▸ What the exercise asks
Write out each line that follows exactly as it stands, without the pictures.

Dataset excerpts
++++++++

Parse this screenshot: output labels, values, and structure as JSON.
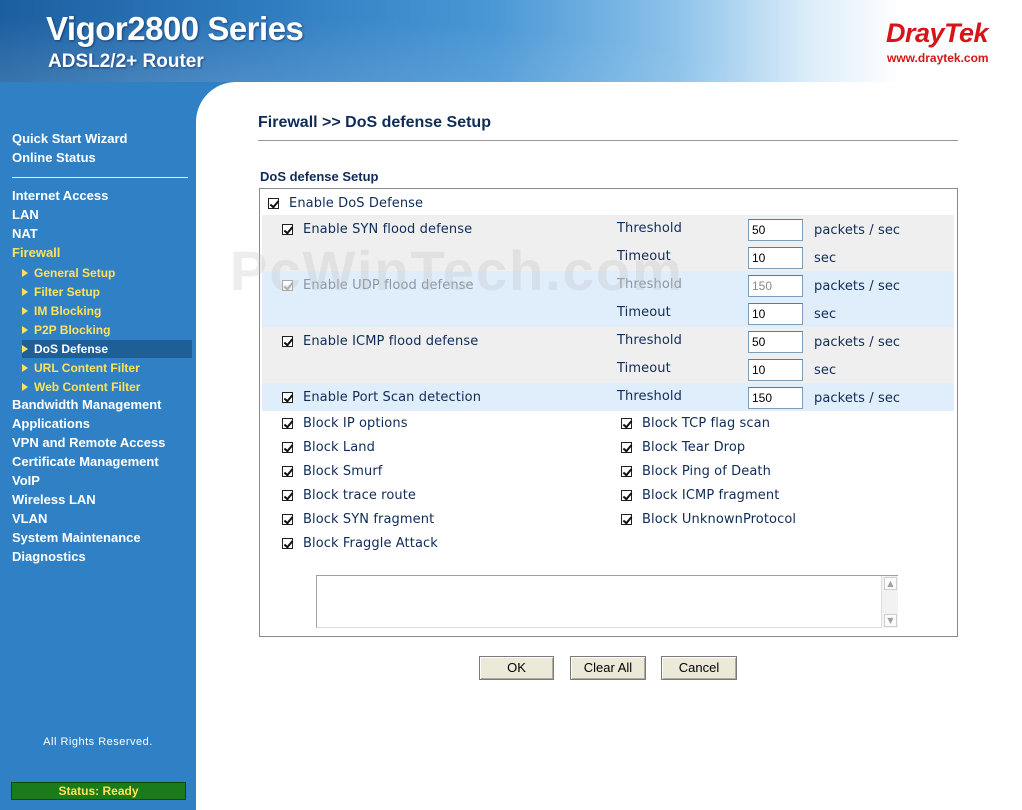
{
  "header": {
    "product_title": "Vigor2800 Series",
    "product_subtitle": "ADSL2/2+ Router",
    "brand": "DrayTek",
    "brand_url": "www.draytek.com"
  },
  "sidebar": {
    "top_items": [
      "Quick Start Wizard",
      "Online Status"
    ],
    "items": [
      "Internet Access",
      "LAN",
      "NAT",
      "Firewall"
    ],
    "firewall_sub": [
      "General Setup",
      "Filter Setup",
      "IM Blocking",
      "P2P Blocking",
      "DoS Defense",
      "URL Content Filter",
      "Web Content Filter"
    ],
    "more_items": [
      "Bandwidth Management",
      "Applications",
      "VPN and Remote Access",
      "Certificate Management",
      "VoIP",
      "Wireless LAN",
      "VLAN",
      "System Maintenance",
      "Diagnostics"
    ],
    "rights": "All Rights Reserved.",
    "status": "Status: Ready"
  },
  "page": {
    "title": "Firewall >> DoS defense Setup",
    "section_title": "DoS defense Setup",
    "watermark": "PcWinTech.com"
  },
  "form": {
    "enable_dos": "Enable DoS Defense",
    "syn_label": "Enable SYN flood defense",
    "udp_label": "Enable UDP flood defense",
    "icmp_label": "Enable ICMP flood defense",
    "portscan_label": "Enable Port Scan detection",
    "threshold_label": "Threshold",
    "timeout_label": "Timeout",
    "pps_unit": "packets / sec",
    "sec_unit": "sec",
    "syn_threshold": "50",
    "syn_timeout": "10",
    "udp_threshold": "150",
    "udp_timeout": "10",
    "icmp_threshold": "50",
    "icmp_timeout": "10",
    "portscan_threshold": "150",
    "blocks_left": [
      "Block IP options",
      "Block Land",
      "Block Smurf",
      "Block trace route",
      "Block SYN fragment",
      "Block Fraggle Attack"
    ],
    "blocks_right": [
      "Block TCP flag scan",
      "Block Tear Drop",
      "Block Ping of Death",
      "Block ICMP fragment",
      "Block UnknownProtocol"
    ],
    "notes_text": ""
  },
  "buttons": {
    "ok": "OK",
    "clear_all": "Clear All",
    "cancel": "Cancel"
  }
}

++++++++

▸ Final result
Parse this screenshot: output labels, values, and structure as JSON.
{
  "header": {
    "product_title": "Vigor2800 Series",
    "product_subtitle": "ADSL2/2+ Router",
    "brand": "DrayTek",
    "brand_url": "www.draytek.com"
  },
  "sidebar": {
    "top_items": [
      "Quick Start Wizard",
      "Online Status"
    ],
    "items": [
      "Internet Access",
      "LAN",
      "NAT",
      "Firewall"
    ],
    "firewall_sub": [
      "General Setup",
      "Filter Setup",
      "IM Blocking",
      "P2P Blocking",
      "DoS Defense",
      "URL Content Filter",
      "Web Content Filter"
    ],
    "more_items": [
      "Bandwidth Management",
      "Applications",
      "VPN and Remote Access",
      "Certificate Management",
      "VoIP",
      "Wireless LAN",
      "VLAN",
      "System Maintenance",
      "Diagnostics"
    ],
    "rights": "All Rights Reserved.",
    "status": "Status: Ready"
  },
  "page": {
    "title": "Firewall >> DoS defense Setup",
    "section_title": "DoS defense Setup",
    "watermark": "PcWinTech.com"
  },
  "form": {
    "enable_dos": "Enable DoS Defense",
    "syn_label": "Enable SYN flood defense",
    "udp_label": "Enable UDP flood defense",
    "icmp_label": "Enable ICMP flood defense",
    "portscan_label": "Enable Port Scan detection",
    "threshold_label": "Threshold",
    "timeout_label": "Timeout",
    "pps_unit": "packets / sec",
    "sec_unit": "sec",
    "syn_threshold": "50",
    "syn_timeout": "10",
    "udp_threshold": "150",
    "udp_timeout": "10",
    "icmp_threshold": "50",
    "icmp_timeout": "10",
    "portscan_threshold": "150",
    "blocks_left": [
      "Block IP options",
      "Block Land",
      "Block Smurf",
      "Block trace route",
      "Block SYN fragment",
      "Block Fraggle Attack"
    ],
    "blocks_right": [
      "Block TCP flag scan",
      "Block Tear Drop",
      "Block Ping of Death",
      "Block ICMP fragment",
      "Block UnknownProtocol"
    ],
    "notes_text": ""
  },
  "buttons": {
    "ok": "OK",
    "clear_all": "Clear All",
    "cancel": "Cancel"
  }
}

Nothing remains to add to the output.